For every line in the data below that contains "page", copy the line.

+++ Task input +++

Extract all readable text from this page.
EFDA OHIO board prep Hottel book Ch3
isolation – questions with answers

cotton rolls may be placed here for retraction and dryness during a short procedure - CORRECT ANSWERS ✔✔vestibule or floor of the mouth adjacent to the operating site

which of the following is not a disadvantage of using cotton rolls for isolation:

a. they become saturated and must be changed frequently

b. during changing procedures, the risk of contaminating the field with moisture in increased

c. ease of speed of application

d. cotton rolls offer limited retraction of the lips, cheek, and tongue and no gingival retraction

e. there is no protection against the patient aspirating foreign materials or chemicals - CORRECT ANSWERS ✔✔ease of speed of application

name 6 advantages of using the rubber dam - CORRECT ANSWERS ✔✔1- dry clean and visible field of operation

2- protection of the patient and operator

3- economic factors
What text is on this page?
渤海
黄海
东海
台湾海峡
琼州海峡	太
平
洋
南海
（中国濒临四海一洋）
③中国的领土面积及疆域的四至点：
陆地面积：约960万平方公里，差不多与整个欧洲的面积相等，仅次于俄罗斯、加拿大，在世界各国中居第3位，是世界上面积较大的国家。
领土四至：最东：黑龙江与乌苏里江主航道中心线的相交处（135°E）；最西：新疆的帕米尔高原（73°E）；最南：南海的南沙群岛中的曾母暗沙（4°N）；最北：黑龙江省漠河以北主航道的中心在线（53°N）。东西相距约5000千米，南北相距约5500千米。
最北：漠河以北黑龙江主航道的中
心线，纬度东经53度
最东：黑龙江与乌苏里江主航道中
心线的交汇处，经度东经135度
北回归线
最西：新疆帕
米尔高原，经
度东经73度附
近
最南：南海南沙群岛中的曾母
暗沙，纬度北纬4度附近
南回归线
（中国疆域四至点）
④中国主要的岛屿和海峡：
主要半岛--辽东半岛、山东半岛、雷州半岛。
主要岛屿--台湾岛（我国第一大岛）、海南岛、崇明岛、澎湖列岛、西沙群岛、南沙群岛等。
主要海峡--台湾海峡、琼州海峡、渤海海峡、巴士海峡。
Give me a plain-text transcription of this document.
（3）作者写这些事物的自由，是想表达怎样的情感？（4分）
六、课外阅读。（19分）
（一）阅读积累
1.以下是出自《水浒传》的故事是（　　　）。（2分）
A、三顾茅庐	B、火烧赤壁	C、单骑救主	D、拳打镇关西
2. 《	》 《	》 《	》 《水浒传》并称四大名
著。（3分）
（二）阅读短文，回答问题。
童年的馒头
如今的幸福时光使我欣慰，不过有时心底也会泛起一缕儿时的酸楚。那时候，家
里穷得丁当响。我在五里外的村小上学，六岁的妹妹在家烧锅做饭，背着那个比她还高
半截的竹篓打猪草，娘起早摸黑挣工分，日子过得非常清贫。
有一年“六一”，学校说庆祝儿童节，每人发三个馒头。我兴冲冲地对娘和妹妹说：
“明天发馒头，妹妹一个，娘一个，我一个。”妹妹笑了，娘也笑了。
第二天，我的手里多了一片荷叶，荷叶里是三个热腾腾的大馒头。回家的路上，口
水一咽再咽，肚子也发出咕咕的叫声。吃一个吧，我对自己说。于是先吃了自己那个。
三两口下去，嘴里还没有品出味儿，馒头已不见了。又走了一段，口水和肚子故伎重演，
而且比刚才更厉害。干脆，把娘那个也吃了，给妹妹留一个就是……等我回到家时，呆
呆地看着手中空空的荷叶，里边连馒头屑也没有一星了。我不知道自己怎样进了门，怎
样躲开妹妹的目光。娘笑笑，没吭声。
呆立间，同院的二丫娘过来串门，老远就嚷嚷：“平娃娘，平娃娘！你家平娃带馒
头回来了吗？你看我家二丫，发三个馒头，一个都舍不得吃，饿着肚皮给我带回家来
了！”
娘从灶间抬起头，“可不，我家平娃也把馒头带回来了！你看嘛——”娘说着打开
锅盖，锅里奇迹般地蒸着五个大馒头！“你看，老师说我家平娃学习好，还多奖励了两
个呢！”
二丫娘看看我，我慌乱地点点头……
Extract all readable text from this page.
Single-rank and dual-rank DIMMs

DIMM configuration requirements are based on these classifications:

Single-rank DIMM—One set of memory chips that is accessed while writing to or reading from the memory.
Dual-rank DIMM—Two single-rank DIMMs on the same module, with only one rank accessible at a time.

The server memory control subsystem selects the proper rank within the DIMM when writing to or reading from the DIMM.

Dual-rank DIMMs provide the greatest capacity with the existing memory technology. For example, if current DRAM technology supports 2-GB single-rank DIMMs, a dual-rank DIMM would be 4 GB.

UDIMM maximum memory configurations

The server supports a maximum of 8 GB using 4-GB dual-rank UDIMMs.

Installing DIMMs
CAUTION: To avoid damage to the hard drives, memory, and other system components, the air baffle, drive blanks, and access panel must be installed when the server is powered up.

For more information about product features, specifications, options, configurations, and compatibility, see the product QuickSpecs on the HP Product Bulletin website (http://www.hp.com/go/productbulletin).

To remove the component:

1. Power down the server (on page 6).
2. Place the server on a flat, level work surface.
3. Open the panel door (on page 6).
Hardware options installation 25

+++

### Solution below
Extract all readable text from this page.
What text is on this page?
Extract all readable text from this page.
1. Power down the server (on page 6).
3. Open the panel door (on page 6).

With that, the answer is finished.